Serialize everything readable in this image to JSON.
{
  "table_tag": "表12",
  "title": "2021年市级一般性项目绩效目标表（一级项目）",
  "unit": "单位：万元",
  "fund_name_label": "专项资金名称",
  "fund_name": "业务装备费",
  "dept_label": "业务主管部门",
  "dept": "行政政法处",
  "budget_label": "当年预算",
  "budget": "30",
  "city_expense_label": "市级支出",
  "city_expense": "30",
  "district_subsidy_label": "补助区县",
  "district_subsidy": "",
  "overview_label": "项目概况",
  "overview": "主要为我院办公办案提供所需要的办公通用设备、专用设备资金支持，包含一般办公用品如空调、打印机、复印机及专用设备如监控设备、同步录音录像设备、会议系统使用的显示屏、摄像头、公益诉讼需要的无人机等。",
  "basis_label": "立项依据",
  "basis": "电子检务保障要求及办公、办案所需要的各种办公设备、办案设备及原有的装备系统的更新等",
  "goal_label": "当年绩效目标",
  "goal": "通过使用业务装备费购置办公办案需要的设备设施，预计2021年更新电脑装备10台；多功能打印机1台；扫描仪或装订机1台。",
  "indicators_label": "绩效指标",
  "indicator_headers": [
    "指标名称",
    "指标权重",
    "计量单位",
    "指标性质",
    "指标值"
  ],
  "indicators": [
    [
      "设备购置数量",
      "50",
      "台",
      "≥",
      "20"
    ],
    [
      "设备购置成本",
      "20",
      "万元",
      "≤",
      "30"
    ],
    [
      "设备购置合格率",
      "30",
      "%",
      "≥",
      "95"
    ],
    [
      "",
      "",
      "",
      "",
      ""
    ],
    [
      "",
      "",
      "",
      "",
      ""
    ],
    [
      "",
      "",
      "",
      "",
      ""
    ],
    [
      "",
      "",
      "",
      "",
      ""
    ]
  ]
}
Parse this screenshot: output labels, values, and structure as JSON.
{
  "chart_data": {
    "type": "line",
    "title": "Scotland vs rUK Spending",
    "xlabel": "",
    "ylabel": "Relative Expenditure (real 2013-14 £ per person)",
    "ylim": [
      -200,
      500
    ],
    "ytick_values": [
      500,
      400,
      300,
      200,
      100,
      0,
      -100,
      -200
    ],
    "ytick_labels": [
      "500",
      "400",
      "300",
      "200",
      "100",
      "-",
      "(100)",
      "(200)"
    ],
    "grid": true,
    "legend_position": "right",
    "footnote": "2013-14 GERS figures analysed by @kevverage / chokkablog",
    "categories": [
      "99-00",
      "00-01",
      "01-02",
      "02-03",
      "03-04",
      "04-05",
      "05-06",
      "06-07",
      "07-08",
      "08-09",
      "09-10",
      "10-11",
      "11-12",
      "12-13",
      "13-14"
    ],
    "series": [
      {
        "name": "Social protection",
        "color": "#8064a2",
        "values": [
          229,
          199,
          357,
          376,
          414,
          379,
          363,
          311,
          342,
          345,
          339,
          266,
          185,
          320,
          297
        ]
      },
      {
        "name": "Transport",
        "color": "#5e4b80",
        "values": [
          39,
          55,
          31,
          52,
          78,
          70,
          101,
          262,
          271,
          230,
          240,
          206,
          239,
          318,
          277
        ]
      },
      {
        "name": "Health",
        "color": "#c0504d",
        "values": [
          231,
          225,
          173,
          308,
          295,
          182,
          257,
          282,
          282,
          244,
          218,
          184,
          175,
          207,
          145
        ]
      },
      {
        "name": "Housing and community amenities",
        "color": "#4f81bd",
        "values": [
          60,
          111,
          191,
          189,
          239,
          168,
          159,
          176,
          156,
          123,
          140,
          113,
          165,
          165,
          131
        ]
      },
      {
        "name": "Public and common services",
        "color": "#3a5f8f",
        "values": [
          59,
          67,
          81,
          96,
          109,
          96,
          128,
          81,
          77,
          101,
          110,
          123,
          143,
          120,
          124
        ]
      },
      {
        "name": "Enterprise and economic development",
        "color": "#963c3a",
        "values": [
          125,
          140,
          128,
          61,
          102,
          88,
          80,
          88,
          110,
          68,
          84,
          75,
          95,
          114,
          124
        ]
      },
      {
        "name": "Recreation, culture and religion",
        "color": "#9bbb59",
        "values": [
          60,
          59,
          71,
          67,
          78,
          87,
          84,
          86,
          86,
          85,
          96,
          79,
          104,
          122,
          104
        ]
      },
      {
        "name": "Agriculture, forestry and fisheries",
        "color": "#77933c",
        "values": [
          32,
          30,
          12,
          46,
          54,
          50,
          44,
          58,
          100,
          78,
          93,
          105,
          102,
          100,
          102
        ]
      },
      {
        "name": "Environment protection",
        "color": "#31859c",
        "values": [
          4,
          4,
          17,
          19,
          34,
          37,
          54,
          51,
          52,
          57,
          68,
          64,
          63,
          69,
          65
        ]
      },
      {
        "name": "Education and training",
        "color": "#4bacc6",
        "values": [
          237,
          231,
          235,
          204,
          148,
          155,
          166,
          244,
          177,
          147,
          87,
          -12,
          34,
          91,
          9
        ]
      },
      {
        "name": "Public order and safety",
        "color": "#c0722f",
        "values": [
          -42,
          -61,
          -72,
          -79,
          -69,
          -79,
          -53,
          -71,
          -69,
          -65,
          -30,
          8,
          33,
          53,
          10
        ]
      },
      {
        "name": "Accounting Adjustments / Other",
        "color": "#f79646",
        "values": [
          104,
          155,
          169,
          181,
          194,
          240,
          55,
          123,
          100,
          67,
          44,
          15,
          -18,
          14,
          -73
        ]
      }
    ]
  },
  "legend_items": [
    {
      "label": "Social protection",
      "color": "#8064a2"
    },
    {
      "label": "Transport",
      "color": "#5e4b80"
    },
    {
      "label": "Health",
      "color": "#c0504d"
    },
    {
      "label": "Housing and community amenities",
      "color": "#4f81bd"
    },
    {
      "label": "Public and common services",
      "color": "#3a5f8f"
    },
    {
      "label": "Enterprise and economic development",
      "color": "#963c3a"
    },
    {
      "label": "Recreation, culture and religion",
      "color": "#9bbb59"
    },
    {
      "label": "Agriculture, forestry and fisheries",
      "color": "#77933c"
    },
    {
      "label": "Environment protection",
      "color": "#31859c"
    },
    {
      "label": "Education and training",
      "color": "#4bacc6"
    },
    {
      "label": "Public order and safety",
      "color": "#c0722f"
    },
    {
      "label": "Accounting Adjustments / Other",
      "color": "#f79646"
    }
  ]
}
•••
SET TASK: Search the lines for the string "development" and copy every line that has it.

ANSWER TO THIS PROBLEM:
        "name": "Enterprise and economic development",
      "label": "Enterprise and economic development",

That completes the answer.